[Dataset entries]

= = = =

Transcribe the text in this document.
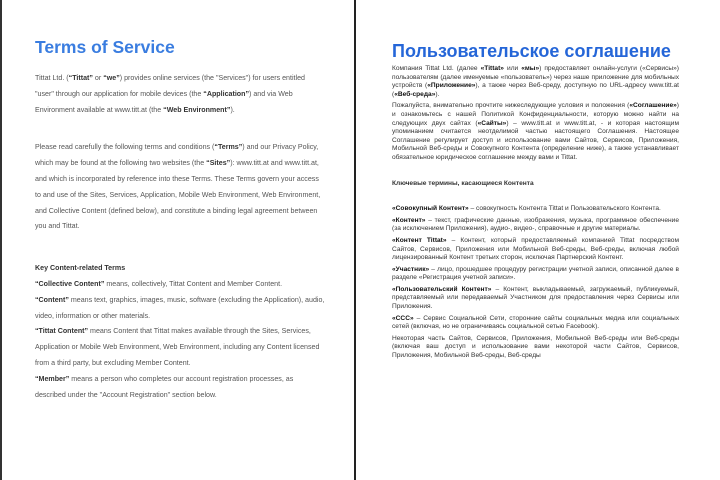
Terms of Service

Tittat Ltd. (“Tittat” or “we”) provides online services (the "Services") for users entitled "user" through our application for mobile devices (the “Application”) and via Web Environment available at www.titt.at (the “Web Environment”).

Please read carefully the following terms and conditions (“Terms”) and our Privacy Policy, which may be found at the following two websites (the “Sites”): www.titt.at and www.titt.at, and which is incorporated by reference into these Terms. These Terms govern your access to and use of the Sites, Services, Application, Mobile Web Environment, Web Environment, and Collective Content (defined below), and constitute a binding legal agreement between you and Tittat.

Key Content-related Terms

“Collective Content” means, collectively, Tittat Content and Member Content.

“Content” means text, graphics, images, music, software (excluding the Application), audio, video, information or other materials.

“Tittat Content” means Content that Tittat makes available through the Sites, Services, Application or Mobile Web Environment, Web Environment, including any Content licensed from a third party, but excluding Member Content.

“Member” means a person who completes our account registration processes, as described under the "Account Registration" section below.

Пользовательское соглашение

Компания Tittat Ltd. (далее «Tittat» или «мы») предоставляет онлайн-услуги («Сервисы») пользователям (далее именуемые «пользователь») через наше приложение для мобильных устройств («Приложение»), а также через Веб-среду, доступную по URL-адресу www.titt.at («Веб-среда»).

Пожалуйста, внимательно прочтите нижеследующие условия и положения («Соглашение») и ознакомьтесь с нашей Политикой Конфиденциальности, которую можно найти на следующих двух сайтах («Сайты») – www.titt.at и www.titt.at, - и которая настоящим упоминанием считается неотделимой частью настоящего Соглашения. Настоящее Соглашение регулирует доступ и использование вами Сайтов, Сервисов, Приложения, Мобильной Веб-среды и Совокупного Контента (определение ниже), а также устанавливает обязательное юридическое соглашение между вами и Tittat.

Ключевые термины, касающиеся Контента

«Совокупный Контент» – совокупность Контента Tittat и Пользовательского Контента.

«Контент» – текст, графические данные, изображения, музыка, программное обеспечение (за исключением Приложения), аудио-, видео-, справочные и другие материалы.

«Контент Tittat» – Контент, который предоставляемый компанией Tittat посредством Сайтов, Сервисов, Приложения или Мобильной Веб-среды, Веб-среды, включая любой лицензированный Контент третьих сторон, исключая Партнерский Контент.

«Участник» – лицо, прошедшее процедуру регистрации учетной записи, описанной далее в разделе «Регистрация учетной записи».

«Пользовательский Контент» – Контент, выкладываемый, загружаемый, публикуемый, представляемый или передаваемый Участником для предоставления через Сервисы или Приложения.

«ССС» – Сервис Социальной Сети, сторонние сайты социальных медиа или социальных сетей (включая, но не ограничиваясь социальной сетью Facebook).

Некоторая часть Сайтов, Сервисов, Приложения, Мобильной Веб-среды или Веб-среды (включая ваш доступ и использование вами некоторой части Сайтов, Сервисов, Приложения, Мобильной Веб-среды, Веб-среды
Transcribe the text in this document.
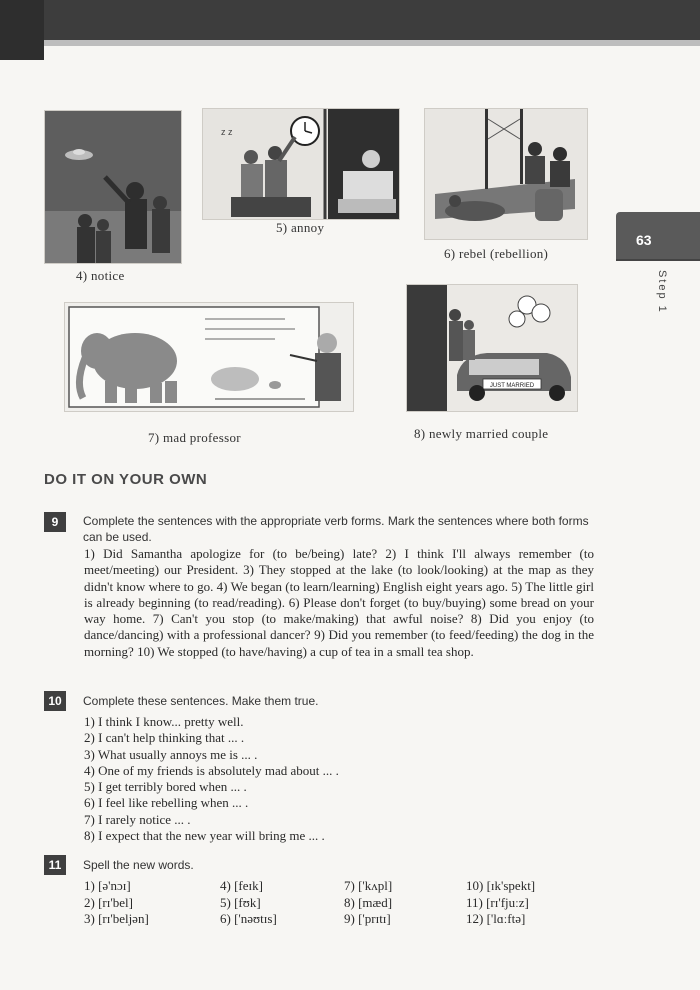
4) notice
z z
5) annoy
6) rebel (rebellion)
63
Step 1
7) mad professor
JUST MARRIED
8) newly married couple
DO IT ON YOUR OWN
9	Complete the sentences with the appropriate verb forms. Mark the sentences where both forms can be used.
1) Did Samantha apologize for (to be/being) late? 2) I think I'll always remember (to meet/meeting) our President. 3) They stopped at the lake (to look/looking) at the map as they didn't know where to go. 4) We began (to learn/learning) English eight years ago. 5) The little girl is already beginning (to read/reading). 6) Please don't forget (to buy/buying) some bread on your way home. 7) Can't you stop (to make/making) that awful noise? 8) Did you enjoy (to dance/dancing) with a professional dancer? 9) Did you remember (to feed/feeding) the dog in the morning? 10) We stopped (to have/having) a cup of tea in a small tea shop.
10	Complete these sentences. Make them true.
1) I think I know... pretty well.
2) I can't help thinking that ... .
3) What usually annoys me is ... .
4) One of my friends is absolutely mad about ... .
5) I get terribly bored when ... .
6) I feel like rebelling when ... .
7) I rarely notice ... .
8) I expect that the new year will bring me ... .
11	Spell the new words.
1) [ə'nɔɪ]
2) [rɪ'bel]
3) [rɪ'beljən]
4) [feɪk]
5) [fʊk]
6) ['nəʊtɪs]
7) ['kʌpl]
8) [mæd]
9) ['prɪtɪ]
10) [ɪk'spekt]
11) [rɪ'fjuːz]
12) ['lɑːftə]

= = = =

__Set task__
Within the data above, pick out all lines holding the word "means".

__Correct output__
“Collective Content” means, collectively, Tittat Content and Member Content.
“Content” means text, graphics, images, music, software (excluding the Application), audio, video, information or other materials.
“Tittat Content” means Content that Tittat makes available through the Sites, Services, Application or Mobile Web Environment, Web Environment, including any Content licensed from a third party, but excluding Member Content.
“Member” means a person who completes our account registration processes, as described under the "Account Registration" section below.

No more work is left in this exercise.